* Set task: Copy each line holding the string "circle".

* Dataset excerpts:
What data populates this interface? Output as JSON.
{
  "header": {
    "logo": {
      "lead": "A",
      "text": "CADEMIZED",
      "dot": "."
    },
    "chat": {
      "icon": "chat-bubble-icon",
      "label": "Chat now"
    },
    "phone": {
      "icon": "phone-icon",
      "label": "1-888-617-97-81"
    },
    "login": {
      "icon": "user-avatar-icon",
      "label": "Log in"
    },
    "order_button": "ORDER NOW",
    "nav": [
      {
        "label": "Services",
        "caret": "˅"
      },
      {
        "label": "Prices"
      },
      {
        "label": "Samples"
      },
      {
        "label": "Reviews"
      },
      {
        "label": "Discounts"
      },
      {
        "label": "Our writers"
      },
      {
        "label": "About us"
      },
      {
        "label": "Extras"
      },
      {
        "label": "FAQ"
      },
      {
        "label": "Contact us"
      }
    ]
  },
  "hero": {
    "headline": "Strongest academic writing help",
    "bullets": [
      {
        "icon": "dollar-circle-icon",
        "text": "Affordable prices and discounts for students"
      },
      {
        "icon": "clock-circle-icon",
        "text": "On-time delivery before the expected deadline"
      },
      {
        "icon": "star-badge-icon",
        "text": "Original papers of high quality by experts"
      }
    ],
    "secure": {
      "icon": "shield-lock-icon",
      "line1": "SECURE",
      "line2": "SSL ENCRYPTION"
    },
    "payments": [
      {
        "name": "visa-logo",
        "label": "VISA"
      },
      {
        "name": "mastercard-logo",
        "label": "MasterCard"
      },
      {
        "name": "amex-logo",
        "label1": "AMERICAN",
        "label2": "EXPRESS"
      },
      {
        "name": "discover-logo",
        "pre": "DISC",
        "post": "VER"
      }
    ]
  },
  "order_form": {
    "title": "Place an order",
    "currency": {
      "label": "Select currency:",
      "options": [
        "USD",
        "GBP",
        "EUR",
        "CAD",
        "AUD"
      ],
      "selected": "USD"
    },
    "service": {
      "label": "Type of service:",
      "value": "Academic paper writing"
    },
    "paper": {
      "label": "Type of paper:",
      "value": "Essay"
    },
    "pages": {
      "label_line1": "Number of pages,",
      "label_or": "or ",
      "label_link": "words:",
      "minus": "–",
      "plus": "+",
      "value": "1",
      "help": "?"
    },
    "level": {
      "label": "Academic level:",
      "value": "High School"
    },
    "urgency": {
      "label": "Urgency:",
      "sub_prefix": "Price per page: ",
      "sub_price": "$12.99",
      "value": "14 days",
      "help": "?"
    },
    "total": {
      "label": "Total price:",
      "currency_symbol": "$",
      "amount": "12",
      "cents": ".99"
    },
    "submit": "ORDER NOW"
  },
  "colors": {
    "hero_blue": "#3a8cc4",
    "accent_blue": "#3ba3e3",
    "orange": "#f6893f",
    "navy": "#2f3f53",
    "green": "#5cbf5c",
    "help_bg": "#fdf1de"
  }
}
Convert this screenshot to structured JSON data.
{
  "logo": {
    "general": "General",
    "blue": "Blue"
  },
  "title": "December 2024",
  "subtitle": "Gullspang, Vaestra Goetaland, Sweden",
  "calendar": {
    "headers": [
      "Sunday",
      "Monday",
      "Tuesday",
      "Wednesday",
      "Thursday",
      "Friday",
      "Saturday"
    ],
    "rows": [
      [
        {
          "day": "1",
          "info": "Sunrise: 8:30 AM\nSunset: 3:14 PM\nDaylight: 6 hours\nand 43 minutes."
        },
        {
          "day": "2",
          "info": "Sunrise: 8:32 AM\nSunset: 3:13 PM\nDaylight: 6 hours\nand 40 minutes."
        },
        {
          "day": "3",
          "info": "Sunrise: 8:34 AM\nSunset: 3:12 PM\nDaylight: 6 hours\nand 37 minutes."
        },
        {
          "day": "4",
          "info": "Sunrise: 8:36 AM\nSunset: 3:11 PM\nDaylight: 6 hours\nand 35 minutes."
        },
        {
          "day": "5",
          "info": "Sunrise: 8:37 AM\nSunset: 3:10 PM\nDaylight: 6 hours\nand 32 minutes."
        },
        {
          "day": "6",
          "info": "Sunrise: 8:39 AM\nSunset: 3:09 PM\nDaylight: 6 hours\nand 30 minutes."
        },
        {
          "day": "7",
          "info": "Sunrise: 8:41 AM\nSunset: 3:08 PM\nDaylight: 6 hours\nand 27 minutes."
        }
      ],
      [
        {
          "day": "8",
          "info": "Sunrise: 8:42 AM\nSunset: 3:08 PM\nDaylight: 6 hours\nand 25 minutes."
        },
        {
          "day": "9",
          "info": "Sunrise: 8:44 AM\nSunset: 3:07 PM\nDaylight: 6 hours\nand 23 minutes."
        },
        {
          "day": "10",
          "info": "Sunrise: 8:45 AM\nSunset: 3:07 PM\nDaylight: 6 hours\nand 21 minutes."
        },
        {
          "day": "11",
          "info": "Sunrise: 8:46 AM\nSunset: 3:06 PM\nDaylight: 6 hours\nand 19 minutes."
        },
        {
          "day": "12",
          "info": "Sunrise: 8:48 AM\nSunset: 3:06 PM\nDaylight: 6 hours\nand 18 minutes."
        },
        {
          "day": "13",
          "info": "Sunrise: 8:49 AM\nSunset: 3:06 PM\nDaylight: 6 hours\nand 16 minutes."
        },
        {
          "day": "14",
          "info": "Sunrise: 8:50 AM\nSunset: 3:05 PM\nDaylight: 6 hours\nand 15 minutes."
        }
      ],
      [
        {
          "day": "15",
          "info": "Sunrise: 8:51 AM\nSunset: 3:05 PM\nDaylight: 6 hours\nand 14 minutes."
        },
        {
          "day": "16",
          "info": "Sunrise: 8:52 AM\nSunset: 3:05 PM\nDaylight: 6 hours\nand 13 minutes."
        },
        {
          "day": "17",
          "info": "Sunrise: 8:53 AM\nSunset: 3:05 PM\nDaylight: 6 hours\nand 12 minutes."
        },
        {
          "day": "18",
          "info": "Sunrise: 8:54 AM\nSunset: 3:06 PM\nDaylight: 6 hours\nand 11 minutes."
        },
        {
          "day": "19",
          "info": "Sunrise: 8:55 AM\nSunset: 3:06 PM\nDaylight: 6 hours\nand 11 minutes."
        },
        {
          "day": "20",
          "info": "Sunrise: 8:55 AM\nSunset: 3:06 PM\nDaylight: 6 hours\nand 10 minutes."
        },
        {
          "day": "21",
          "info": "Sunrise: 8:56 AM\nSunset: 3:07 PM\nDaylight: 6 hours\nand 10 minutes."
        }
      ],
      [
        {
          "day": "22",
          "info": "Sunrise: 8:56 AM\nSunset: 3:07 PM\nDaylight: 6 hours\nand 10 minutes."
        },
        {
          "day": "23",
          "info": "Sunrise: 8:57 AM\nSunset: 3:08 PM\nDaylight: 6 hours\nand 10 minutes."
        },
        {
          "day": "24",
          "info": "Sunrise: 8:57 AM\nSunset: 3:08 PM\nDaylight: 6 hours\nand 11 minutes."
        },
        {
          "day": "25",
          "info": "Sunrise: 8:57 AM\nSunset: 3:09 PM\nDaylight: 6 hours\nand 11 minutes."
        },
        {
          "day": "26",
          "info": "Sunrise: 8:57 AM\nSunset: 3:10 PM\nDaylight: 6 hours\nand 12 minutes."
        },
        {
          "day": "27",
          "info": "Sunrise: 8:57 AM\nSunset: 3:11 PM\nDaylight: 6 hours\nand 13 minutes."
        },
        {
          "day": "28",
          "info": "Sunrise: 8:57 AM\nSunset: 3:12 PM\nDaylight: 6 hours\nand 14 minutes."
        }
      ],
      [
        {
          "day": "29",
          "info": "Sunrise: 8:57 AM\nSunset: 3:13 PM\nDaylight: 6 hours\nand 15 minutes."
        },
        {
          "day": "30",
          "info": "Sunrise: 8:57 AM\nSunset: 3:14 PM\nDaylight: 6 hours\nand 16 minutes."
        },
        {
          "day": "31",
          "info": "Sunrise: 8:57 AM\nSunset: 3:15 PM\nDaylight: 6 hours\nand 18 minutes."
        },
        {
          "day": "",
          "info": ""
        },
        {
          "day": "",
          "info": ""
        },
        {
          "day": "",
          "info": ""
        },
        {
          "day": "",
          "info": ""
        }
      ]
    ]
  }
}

* Answer below:
        "icon": "dollar-circle-icon",
        "icon": "clock-circle-icon",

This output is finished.